Give the data a second time, exactly and in full.

+++ Extracted entries +++

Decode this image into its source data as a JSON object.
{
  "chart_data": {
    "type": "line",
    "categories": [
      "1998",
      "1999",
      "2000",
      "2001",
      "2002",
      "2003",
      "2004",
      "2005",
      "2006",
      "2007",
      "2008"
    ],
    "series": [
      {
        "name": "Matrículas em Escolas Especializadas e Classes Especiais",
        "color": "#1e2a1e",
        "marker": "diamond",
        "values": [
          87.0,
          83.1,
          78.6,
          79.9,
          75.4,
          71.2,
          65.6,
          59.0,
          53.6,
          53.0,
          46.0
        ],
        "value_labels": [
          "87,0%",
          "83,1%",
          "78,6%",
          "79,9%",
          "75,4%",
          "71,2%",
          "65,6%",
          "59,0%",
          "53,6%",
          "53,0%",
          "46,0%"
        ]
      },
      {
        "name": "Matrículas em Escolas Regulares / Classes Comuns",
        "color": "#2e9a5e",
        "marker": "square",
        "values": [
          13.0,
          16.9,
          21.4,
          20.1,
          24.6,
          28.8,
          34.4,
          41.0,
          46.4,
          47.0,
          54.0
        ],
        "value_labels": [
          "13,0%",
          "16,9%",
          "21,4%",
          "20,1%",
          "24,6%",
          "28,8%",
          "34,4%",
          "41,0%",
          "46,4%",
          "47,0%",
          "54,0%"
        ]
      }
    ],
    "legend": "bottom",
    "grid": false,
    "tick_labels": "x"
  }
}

+++

> Output for this task
Decode this image into its source data as a JSON object.
{
  "chart_data": {
    "type": "line",
    "categories": [
      "1998",
      "1999",
      "2000",
      "2001",
      "2002",
      "2003",
      "2004",
      "2005",
      "2006",
      "2007",
      "2008"
    ],
    "series": [
      {
        "name": "Matrículas em Escolas Especializadas e Classes Especiais",
        "color": "#1e2a1e",
        "marker": "diamond",
        "values": [
          87.0,
          83.1,
          78.6,
          79.9,
          75.4,
          71.2,
          65.6,
          59.0,
          53.6,
          53.0,
          46.0
        ],
        "value_labels": [
          "87,0%",
          "83,1%",
          "78,6%",
          "79,9%",
          "75,4%",
          "71,2%",
          "65,6%",
          "59,0%",
          "53,6%",
          "53,0%",
          "46,0%"
        ]
      },
      {
        "name": "Matrículas em Escolas Regulares / Classes Comuns",
        "color": "#2e9a5e",
        "marker": "square",
        "values": [
          13.0,
          16.9,
          21.4,
          20.1,
          24.6,
          28.8,
          34.4,
          41.0,
          46.4,
          47.0,
          54.0
        ],
        "value_labels": [
          "13,0%",
          "16,9%",
          "21,4%",
          "20,1%",
          "24,6%",
          "28,8%",
          "34,4%",
          "41,0%",
          "46,4%",
          "47,0%",
          "54,0%"
        ]
      }
    ],
    "legend": "bottom",
    "grid": false,
    "tick_labels": "x"
  }
}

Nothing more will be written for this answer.